### Data shown
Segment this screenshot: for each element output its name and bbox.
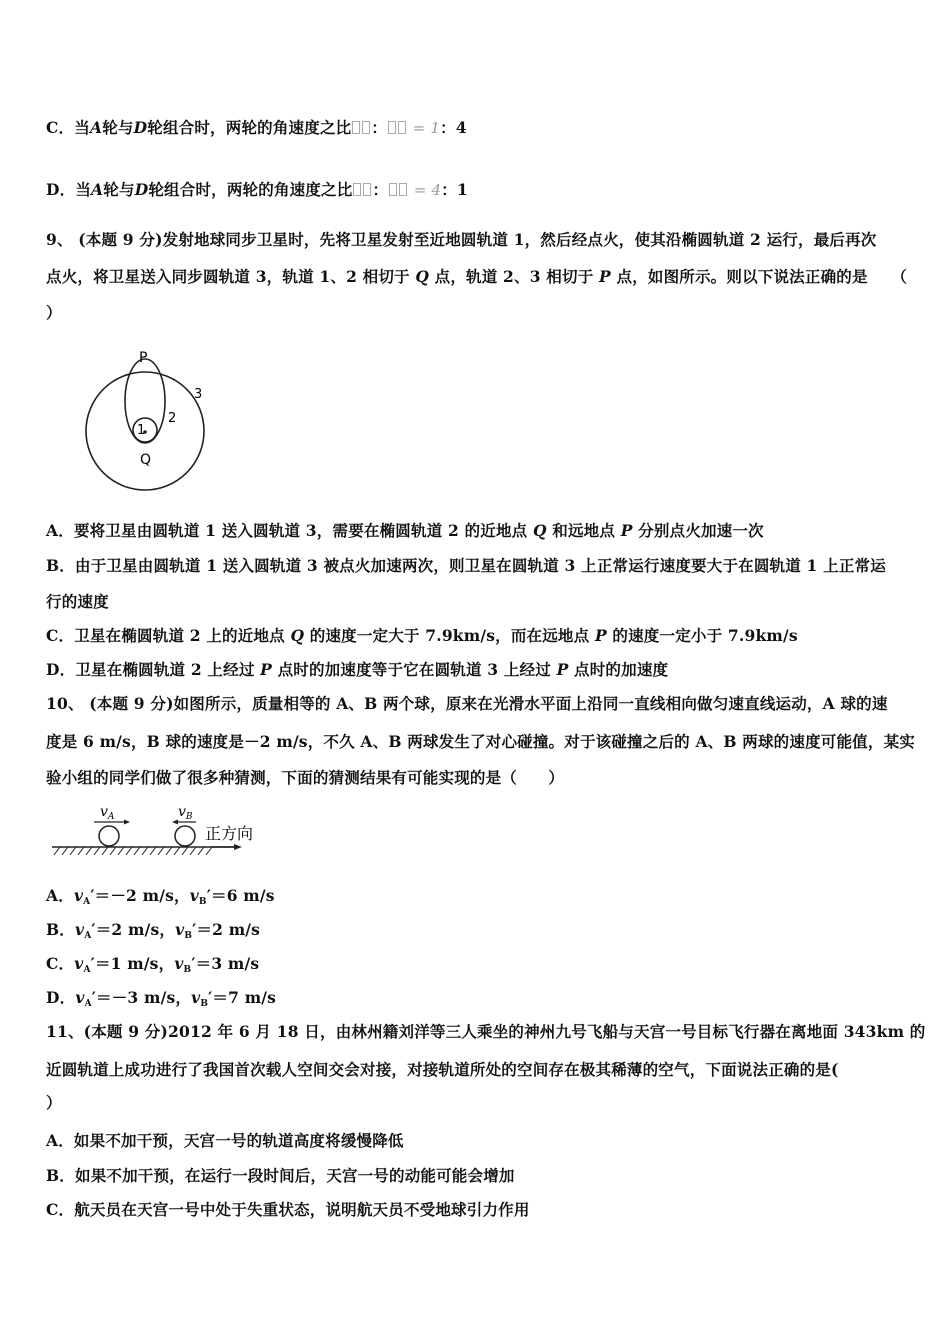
q9-option-d: D．卫星在椭圆轨道 2 上经过 P 点时的加速度等于它在圆轨道 3 上经过 P 点时的加速度 (46, 660, 669, 679)
formula-glyph-icon (362, 121, 370, 134)
q11-option-c: C．航天员在天宫一号中处于失重状态，说明航天员不受地球引力作用 (46, 1200, 530, 1219)
label-p: P (139, 350, 148, 366)
ground-hatching (54, 847, 212, 855)
q11-stem-line-3: ） (46, 1093, 62, 1112)
q9-option-b-line-1: B．由于卫星由圆轨道 1 送入圆轨道 3 被点火加速两次，则卫星在圆轨道 3 上正常运行速度要大于在圆轨道 1 上正常运 (46, 556, 886, 575)
q9-option-a: A．要将卫星由圆轨道 1 送入圆轨道 3，需要在椭圆轨道 2 的近地点 Q 和远地点 P 分别点火加速一次 (46, 521, 764, 540)
q10-option-b: B．$v_A'=2$ m/s，$v_B'=2$ m/s (46, 920, 261, 941)
ball-b (175, 826, 195, 846)
formula-glyph-icon (398, 121, 406, 134)
formula-glyph-icon (352, 121, 360, 134)
q8-option-c: C．当A轮与D轮组合时，两轮的角速度之比 ： = 1：4 (46, 118, 467, 137)
label-2: 2 (168, 411, 177, 426)
formula-glyph-icon (353, 183, 361, 196)
q9-stem-line-1: 9、 (本题 9 分)发射地球同步卫星时，先将卫星发射至近地圆轨道 1，然后经点火，使其沿椭圆轨道 2 运行，最后再次 (46, 230, 877, 249)
q9-option-c: C．卫星在椭圆轨道 2 上的近地点 Q 的速度一定大于 7.9km/s，而在远地点 P 的速度一定小于 7.9km/s (46, 626, 798, 645)
positive-direction-label: 正方向 (205, 824, 254, 843)
q9-option-b-line-2: 行的速度 (46, 592, 109, 611)
label-q: Q (140, 452, 152, 468)
positive-direction-arrowhead (234, 844, 242, 850)
label-3: 3 (194, 387, 203, 402)
ball-a (99, 826, 119, 846)
q10-option-a: A．$v_A'=-2$ m/s，$v_B'=6$ m/s (46, 886, 275, 907)
label-1: 1 (137, 423, 146, 438)
q10-option-c: C．$v_A'=1$ m/s，$v_B'=3$ m/s (46, 954, 260, 975)
q10-stem-line-2: 度是 6 m/s，B 球的速度是－2 m/s，不久 A、B 两球发生了对心碰撞。对于该碰撞之后的 A、B 两球的速度可能值，某实 (46, 732, 915, 751)
velocity-a-arrowhead (124, 820, 130, 825)
q10-stem-line-3: 验小组的同学们做了很多种猜测，下面的猜测结果有可能实现的是（ ） (46, 768, 565, 787)
q10-stem-line-1: 10、 (本题 9 分)如图所示，质量相等的 A、B 两个球，原来在光滑水平面上沿同一直线相向做匀速直线运动，A 球的速 (46, 694, 888, 713)
q9-stem-line-3: ） (46, 303, 62, 322)
velocity-a-label: $v_A$ (100, 804, 115, 822)
q10-option-d: D．$v_A'=-3$ m/s，$v_B'=7$ m/s (46, 988, 277, 1009)
formula-glyph-icon (388, 121, 396, 134)
formula-glyph-icon (363, 183, 371, 196)
q11-option-a: A．如果不加干预，天宫一号的轨道高度将缓慢降低 (46, 1131, 404, 1150)
q9-stem-line-2: 点火，将卫星送入同步圆轨道 3，轨道 1、2 相切于 Q 点，轨道 2、3 相切于 P 点，如图所示。则以下说法正确的是 （ (46, 267, 908, 286)
orbit-diagram (70, 340, 230, 500)
q8-option-d: D．当A轮与D轮组合时，两轮的角速度之比 ： = 4：1 (46, 180, 468, 199)
velocity-b-arrowhead (172, 820, 178, 825)
velocity-b-label: $v_B$ (178, 804, 193, 822)
formula-glyph-icon (399, 183, 407, 196)
q11-stem-line-1: 11、(本题 9 分)2012 年 6 月 18 日，由林州籍刘洋等三人乘坐的神州九号飞船与天宫一号目标飞行器在离地面 343km 的 (46, 1022, 926, 1041)
q11-option-b: B．如果不加干预，在运行一段时间后，天宫一号的动能可能会增加 (46, 1166, 515, 1185)
q11-stem-line-2: 近圆轨道上成功进行了我国首次载人空间交会对接，对接轨道所处的空间存在极其稀薄的空气，下面说法正确的是( (46, 1060, 839, 1079)
collision-diagram (48, 798, 278, 860)
formula-glyph-icon (389, 183, 397, 196)
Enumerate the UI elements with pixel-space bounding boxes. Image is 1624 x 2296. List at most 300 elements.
######
Copy every line above word for word, leaving out the picture.

Response below ::
Segment this screenshot: for each element output its name and bbox.
q9-option-d: D．卫星在椭圆轨道 2 上经过 P 点时的加速度等于它在圆轨道 3 上经过 P 点时的加速度 (46, 660, 669, 679)
formula-glyph-icon (362, 121, 370, 134)
q11-option-c: C．航天员在天宫一号中处于失重状态，说明航天员不受地球引力作用 (46, 1200, 530, 1219)
label-p: P (139, 350, 148, 366)
ground-hatching (54, 847, 212, 855)
q11-stem-line-3: ） (46, 1093, 62, 1112)
q9-option-b-line-1: B．由于卫星由圆轨道 1 送入圆轨道 3 被点火加速两次，则卫星在圆轨道 3 上正常运行速度要大于在圆轨道 1 上正常运 (46, 556, 886, 575)
q9-option-a: A．要将卫星由圆轨道 1 送入圆轨道 3，需要在椭圆轨道 2 的近地点 Q 和远地点 P 分别点火加速一次 (46, 521, 764, 540)
q10-option-b: B．$v_A'=2$ m/s，$v_B'=2$ m/s (46, 920, 261, 941)
ball-b (175, 826, 195, 846)
formula-glyph-icon (398, 121, 406, 134)
formula-glyph-icon (352, 121, 360, 134)
q8-option-c: C．当A轮与D轮组合时，两轮的角速度之比 ： = 1：4 (46, 118, 467, 137)
label-2: 2 (168, 411, 177, 426)
formula-glyph-icon (353, 183, 361, 196)
q9-stem-line-1: 9、 (本题 9 分)发射地球同步卫星时，先将卫星发射至近地圆轨道 1，然后经点火，使其沿椭圆轨道 2 运行，最后再次 (46, 230, 877, 249)
q9-option-c: C．卫星在椭圆轨道 2 上的近地点 Q 的速度一定大于 7.9km/s，而在远地点 P 的速度一定小于 7.9km/s (46, 626, 798, 645)
positive-direction-label: 正方向 (205, 824, 254, 843)
q9-option-b-line-2: 行的速度 (46, 592, 109, 611)
label-q: Q (140, 452, 152, 468)
positive-direction-arrowhead (234, 844, 242, 850)
label-3: 3 (194, 387, 203, 402)
ball-a (99, 826, 119, 846)
q10-option-a: A．$v_A'=-2$ m/s，$v_B'=6$ m/s (46, 886, 275, 907)
label-1: 1 (137, 423, 146, 438)
q10-option-c: C．$v_A'=1$ m/s，$v_B'=3$ m/s (46, 954, 260, 975)
q10-stem-line-2: 度是 6 m/s，B 球的速度是－2 m/s，不久 A、B 两球发生了对心碰撞。对于该碰撞之后的 A、B 两球的速度可能值，某实 (46, 732, 915, 751)
velocity-a-arrowhead (124, 820, 130, 825)
q10-stem-line-3: 验小组的同学们做了很多种猜测，下面的猜测结果有可能实现的是（ ） (46, 768, 565, 787)
q10-stem-line-1: 10、 (本题 9 分)如图所示，质量相等的 A、B 两个球，原来在光滑水平面上沿同一直线相向做匀速直线运动，A 球的速 (46, 694, 888, 713)
q9-stem-line-3: ） (46, 303, 62, 322)
velocity-a-label: $v_A$ (100, 804, 115, 822)
q10-option-d: D．$v_A'=-3$ m/s，$v_B'=7$ m/s (46, 988, 277, 1009)
formula-glyph-icon (388, 121, 396, 134)
formula-glyph-icon (363, 183, 371, 196)
q11-option-a: A．如果不加干预，天宫一号的轨道高度将缓慢降低 (46, 1131, 404, 1150)
q9-stem-line-2: 点火，将卫星送入同步圆轨道 3，轨道 1、2 相切于 Q 点，轨道 2、3 相切于 P 点，如图所示。则以下说法正确的是 （ (46, 267, 908, 286)
orbit-diagram (70, 340, 230, 500)
q8-option-d: D．当A轮与D轮组合时，两轮的角速度之比 ： = 4：1 (46, 180, 468, 199)
velocity-b-arrowhead (172, 820, 178, 825)
velocity-b-label: $v_B$ (178, 804, 193, 822)
formula-glyph-icon (399, 183, 407, 196)
q11-stem-line-1: 11、(本题 9 分)2012 年 6 月 18 日，由林州籍刘洋等三人乘坐的神州九号飞船与天宫一号目标飞行器在离地面 343km 的 (46, 1022, 926, 1041)
q11-option-b: B．如果不加干预，在运行一段时间后，天宫一号的动能可能会增加 (46, 1166, 515, 1185)
q11-stem-line-2: 近圆轨道上成功进行了我国首次载人空间交会对接，对接轨道所处的空间存在极其稀薄的空气，下面说法正确的是( (46, 1060, 839, 1079)
collision-diagram (48, 798, 278, 860)
formula-glyph-icon (389, 183, 397, 196)
Enumerate the UI elements with pixel-space bounding boxes. Image is 1624 x 2296. List at most 300 elements.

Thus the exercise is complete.